— GOAL —
Please write out the material below exactly as given.

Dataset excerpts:
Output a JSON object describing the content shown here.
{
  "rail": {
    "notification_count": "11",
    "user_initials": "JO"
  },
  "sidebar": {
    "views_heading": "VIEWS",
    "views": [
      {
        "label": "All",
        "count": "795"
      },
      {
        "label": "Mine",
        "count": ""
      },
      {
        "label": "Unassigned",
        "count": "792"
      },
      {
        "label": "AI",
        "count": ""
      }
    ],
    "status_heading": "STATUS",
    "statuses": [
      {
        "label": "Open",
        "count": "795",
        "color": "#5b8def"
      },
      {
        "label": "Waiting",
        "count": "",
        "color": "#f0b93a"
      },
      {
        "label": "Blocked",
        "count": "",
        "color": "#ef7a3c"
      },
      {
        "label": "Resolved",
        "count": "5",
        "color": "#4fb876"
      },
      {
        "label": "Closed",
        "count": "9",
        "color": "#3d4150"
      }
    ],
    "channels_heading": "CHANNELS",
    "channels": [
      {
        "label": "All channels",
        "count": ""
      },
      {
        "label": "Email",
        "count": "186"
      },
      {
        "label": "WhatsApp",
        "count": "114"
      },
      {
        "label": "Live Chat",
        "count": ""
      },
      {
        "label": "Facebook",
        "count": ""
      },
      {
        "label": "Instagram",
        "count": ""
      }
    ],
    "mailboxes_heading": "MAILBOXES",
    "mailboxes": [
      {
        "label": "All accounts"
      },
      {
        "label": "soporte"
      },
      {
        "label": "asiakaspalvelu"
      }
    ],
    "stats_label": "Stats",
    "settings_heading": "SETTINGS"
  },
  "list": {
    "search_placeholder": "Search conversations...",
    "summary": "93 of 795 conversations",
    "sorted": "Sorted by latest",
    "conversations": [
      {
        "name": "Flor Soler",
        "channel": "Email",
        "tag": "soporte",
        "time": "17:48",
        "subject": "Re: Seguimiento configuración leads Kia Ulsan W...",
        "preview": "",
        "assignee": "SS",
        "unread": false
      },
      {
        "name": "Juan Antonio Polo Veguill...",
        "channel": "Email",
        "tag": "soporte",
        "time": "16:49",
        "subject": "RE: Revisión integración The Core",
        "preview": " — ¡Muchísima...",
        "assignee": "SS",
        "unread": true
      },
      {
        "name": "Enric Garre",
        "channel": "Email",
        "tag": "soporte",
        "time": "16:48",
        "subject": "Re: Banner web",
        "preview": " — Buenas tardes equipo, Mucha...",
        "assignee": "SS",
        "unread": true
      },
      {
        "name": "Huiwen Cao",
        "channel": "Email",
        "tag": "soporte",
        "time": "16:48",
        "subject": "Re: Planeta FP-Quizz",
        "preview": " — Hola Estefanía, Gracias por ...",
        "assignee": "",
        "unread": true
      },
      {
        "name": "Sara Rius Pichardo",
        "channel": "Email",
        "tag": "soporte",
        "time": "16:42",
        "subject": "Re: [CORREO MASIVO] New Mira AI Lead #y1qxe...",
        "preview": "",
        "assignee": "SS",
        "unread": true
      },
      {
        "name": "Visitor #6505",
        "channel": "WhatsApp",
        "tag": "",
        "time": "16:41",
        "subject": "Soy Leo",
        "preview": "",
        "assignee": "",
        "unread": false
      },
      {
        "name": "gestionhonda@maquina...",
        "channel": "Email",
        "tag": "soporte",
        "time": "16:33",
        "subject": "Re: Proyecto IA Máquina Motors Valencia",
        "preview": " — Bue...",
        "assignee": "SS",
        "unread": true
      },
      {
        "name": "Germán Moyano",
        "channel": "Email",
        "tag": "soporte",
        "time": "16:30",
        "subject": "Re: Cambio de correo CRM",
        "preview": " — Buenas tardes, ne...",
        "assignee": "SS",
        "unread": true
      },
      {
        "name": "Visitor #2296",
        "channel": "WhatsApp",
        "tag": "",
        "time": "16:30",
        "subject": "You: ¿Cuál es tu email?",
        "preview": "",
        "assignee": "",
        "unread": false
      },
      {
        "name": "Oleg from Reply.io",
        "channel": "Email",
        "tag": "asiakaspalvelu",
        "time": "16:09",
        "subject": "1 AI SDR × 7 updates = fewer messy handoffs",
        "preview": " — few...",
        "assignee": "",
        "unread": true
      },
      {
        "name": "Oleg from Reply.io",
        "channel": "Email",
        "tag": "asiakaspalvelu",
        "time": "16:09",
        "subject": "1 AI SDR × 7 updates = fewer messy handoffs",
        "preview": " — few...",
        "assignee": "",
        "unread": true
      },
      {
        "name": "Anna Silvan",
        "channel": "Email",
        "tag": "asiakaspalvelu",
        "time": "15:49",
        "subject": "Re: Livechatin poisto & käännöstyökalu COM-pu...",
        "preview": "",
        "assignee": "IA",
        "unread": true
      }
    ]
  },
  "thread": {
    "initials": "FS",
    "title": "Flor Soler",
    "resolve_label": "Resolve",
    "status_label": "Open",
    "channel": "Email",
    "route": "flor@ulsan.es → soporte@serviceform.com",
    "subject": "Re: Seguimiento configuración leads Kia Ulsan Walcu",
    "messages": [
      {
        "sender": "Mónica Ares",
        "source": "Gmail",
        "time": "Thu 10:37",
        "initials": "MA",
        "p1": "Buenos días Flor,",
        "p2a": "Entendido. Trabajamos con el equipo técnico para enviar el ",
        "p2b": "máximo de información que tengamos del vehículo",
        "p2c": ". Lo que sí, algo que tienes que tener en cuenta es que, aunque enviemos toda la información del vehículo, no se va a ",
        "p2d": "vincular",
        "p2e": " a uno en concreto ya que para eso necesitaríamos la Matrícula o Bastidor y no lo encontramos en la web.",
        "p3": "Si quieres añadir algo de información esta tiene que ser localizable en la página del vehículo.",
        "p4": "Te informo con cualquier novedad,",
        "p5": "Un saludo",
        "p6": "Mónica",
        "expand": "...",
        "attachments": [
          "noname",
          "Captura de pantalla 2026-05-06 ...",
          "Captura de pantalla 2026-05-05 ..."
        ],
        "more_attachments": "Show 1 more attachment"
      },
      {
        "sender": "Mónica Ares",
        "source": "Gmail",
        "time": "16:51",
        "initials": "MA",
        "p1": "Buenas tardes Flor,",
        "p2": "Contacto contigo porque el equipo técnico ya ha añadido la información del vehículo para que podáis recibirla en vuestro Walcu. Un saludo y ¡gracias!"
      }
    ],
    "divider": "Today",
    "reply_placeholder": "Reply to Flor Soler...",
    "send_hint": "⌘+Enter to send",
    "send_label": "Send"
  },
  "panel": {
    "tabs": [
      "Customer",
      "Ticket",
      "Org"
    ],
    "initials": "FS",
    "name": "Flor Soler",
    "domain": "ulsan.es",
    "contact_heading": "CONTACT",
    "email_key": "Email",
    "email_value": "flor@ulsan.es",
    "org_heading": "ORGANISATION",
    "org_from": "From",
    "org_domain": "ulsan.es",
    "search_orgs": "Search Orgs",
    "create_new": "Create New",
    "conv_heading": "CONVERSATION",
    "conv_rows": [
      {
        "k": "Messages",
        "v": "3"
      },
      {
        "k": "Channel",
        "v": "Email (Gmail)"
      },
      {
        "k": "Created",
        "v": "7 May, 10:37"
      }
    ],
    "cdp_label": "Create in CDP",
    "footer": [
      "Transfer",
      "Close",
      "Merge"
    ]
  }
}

— PROBLEM SOLUTION —
Output a JSON object describing the content shown here.
{
  "rail": {
    "notification_count": "11",
    "user_initials": "JO"
  },
  "sidebar": {
    "views_heading": "VIEWS",
    "views": [
      {
        "label": "All",
        "count": "795"
      },
      {
        "label": "Mine",
        "count": ""
      },
      {
        "label": "Unassigned",
        "count": "792"
      },
      {
        "label": "AI",
        "count": ""
      }
    ],
    "status_heading": "STATUS",
    "statuses": [
      {
        "label": "Open",
        "count": "795",
        "color": "#5b8def"
      },
      {
        "label": "Waiting",
        "count": "",
        "color": "#f0b93a"
      },
      {
        "label": "Blocked",
        "count": "",
        "color": "#ef7a3c"
      },
      {
        "label": "Resolved",
        "count": "5",
        "color": "#4fb876"
      },
      {
        "label": "Closed",
        "count": "9",
        "color": "#3d4150"
      }
    ],
    "channels_heading": "CHANNELS",
    "channels": [
      {
        "label": "All channels",
        "count": ""
      },
      {
        "label": "Email",
        "count": "186"
      },
      {
        "label": "WhatsApp",
        "count": "114"
      },
      {
        "label": "Live Chat",
        "count": ""
      },
      {
        "label": "Facebook",
        "count": ""
      },
      {
        "label": "Instagram",
        "count": ""
      }
    ],
    "mailboxes_heading": "MAILBOXES",
    "mailboxes": [
      {
        "label": "All accounts"
      },
      {
        "label": "soporte"
      },
      {
        "label": "asiakaspalvelu"
      }
    ],
    "stats_label": "Stats",
    "settings_heading": "SETTINGS"
  },
  "list": {
    "search_placeholder": "Search conversations...",
    "summary": "93 of 795 conversations",
    "sorted": "Sorted by latest",
    "conversations": [
      {
        "name": "Flor Soler",
        "channel": "Email",
        "tag": "soporte",
        "time": "17:48",
        "subject": "Re: Seguimiento configuración leads Kia Ulsan W...",
        "preview": "",
        "assignee": "SS",
        "unread": false
      },
      {
        "name": "Juan Antonio Polo Veguill...",
        "channel": "Email",
        "tag": "soporte",
        "time": "16:49",
        "subject": "RE: Revisión integración The Core",
        "preview": " — ¡Muchísima...",
        "assignee": "SS",
        "unread": true
      },
      {
        "name": "Enric Garre",
        "channel": "Email",
        "tag": "soporte",
        "time": "16:48",
        "subject": "Re: Banner web",
        "preview": " — Buenas tardes equipo, Mucha...",
        "assignee": "SS",
        "unread": true
      },
      {
        "name": "Huiwen Cao",
        "channel": "Email",
        "tag": "soporte",
        "time": "16:48",
        "subject": "Re: Planeta FP-Quizz",
        "preview": " — Hola Estefanía, Gracias por ...",
        "assignee": "",
        "unread": true
      },
      {
        "name": "Sara Rius Pichardo",
        "channel": "Email",
        "tag": "soporte",
        "time": "16:42",
        "subject": "Re: [CORREO MASIVO] New Mira AI Lead #y1qxe...",
        "preview": "",
        "assignee": "SS",
        "unread": true
      },
      {
        "name": "Visitor #6505",
        "channel": "WhatsApp",
        "tag": "",
        "time": "16:41",
        "subject": "Soy Leo",
        "preview": "",
        "assignee": "",
        "unread": false
      },
      {
        "name": "gestionhonda@maquina...",
        "channel": "Email",
        "tag": "soporte",
        "time": "16:33",
        "subject": "Re: Proyecto IA Máquina Motors Valencia",
        "preview": " — Bue...",
        "assignee": "SS",
        "unread": true
      },
      {
        "name": "Germán Moyano",
        "channel": "Email",
        "tag": "soporte",
        "time": "16:30",
        "subject": "Re: Cambio de correo CRM",
        "preview": " — Buenas tardes, ne...",
        "assignee": "SS",
        "unread": true
      },
      {
        "name": "Visitor #2296",
        "channel": "WhatsApp",
        "tag": "",
        "time": "16:30",
        "subject": "You: ¿Cuál es tu email?",
        "preview": "",
        "assignee": "",
        "unread": false
      },
      {
        "name": "Oleg from Reply.io",
        "channel": "Email",
        "tag": "asiakaspalvelu",
        "time": "16:09",
        "subject": "1 AI SDR × 7 updates = fewer messy handoffs",
        "preview": " — few...",
        "assignee": "",
        "unread": true
      },
      {
        "name": "Oleg from Reply.io",
        "channel": "Email",
        "tag": "asiakaspalvelu",
        "time": "16:09",
        "subject": "1 AI SDR × 7 updates = fewer messy handoffs",
        "preview": " — few...",
        "assignee": "",
        "unread": true
      },
      {
        "name": "Anna Silvan",
        "channel": "Email",
        "tag": "asiakaspalvelu",
        "time": "15:49",
        "subject": "Re: Livechatin poisto & käännöstyökalu COM-pu...",
        "preview": "",
        "assignee": "IA",
        "unread": true
      }
    ]
  },
  "thread": {
    "initials": "FS",
    "title": "Flor Soler",
    "resolve_label": "Resolve",
    "status_label": "Open",
    "channel": "Email",
    "route": "flor@ulsan.es → soporte@serviceform.com",
    "subject": "Re: Seguimiento configuración leads Kia Ulsan Walcu",
    "messages": [
      {
        "sender": "Mónica Ares",
        "source": "Gmail",
        "time": "Thu 10:37",
        "initials": "MA",
        "p1": "Buenos días Flor,",
        "p2a": "Entendido. Trabajamos con el equipo técnico para enviar el ",
        "p2b": "máximo de información que tengamos del vehículo",
        "p2c": ". Lo que sí, algo que tienes que tener en cuenta es que, aunque enviemos toda la información del vehículo, no se va a ",
        "p2d": "vincular",
        "p2e": " a uno en concreto ya que para eso necesitaríamos la Matrícula o Bastidor y no lo encontramos en la web.",
        "p3": "Si quieres añadir algo de información esta tiene que ser localizable en la página del vehículo.",
        "p4": "Te informo con cualquier novedad,",
        "p5": "Un saludo",
        "p6": "Mónica",
        "expand": "...",
        "attachments": [
          "noname",
          "Captura de pantalla 2026-05-06 ...",
          "Captura de pantalla 2026-05-05 ..."
        ],
        "more_attachments": "Show 1 more attachment"
      },
      {
        "sender": "Mónica Ares",
        "source": "Gmail",
        "time": "16:51",
        "initials": "MA",
        "p1": "Buenas tardes Flor,",
        "p2": "Contacto contigo porque el equipo técnico ya ha añadido la información del vehículo para que podáis recibirla en vuestro Walcu. Un saludo y ¡gracias!"
      }
    ],
    "divider": "Today",
    "reply_placeholder": "Reply to Flor Soler...",
    "send_hint": "⌘+Enter to send",
    "send_label": "Send"
  },
  "panel": {
    "tabs": [
      "Customer",
      "Ticket",
      "Org"
    ],
    "initials": "FS",
    "name": "Flor Soler",
    "domain": "ulsan.es",
    "contact_heading": "CONTACT",
    "email_key": "Email",
    "email_value": "flor@ulsan.es",
    "org_heading": "ORGANISATION",
    "org_from": "From",
    "org_domain": "ulsan.es",
    "search_orgs": "Search Orgs",
    "create_new": "Create New",
    "conv_heading": "CONVERSATION",
    "conv_rows": [
      {
        "k": "Messages",
        "v": "3"
      },
      {
        "k": "Channel",
        "v": "Email (Gmail)"
      },
      {
        "k": "Created",
        "v": "7 May, 10:37"
      }
    ],
    "cdp_label": "Create in CDP",
    "footer": [
      "Transfer",
      "Close",
      "Merge"
    ]
  }
}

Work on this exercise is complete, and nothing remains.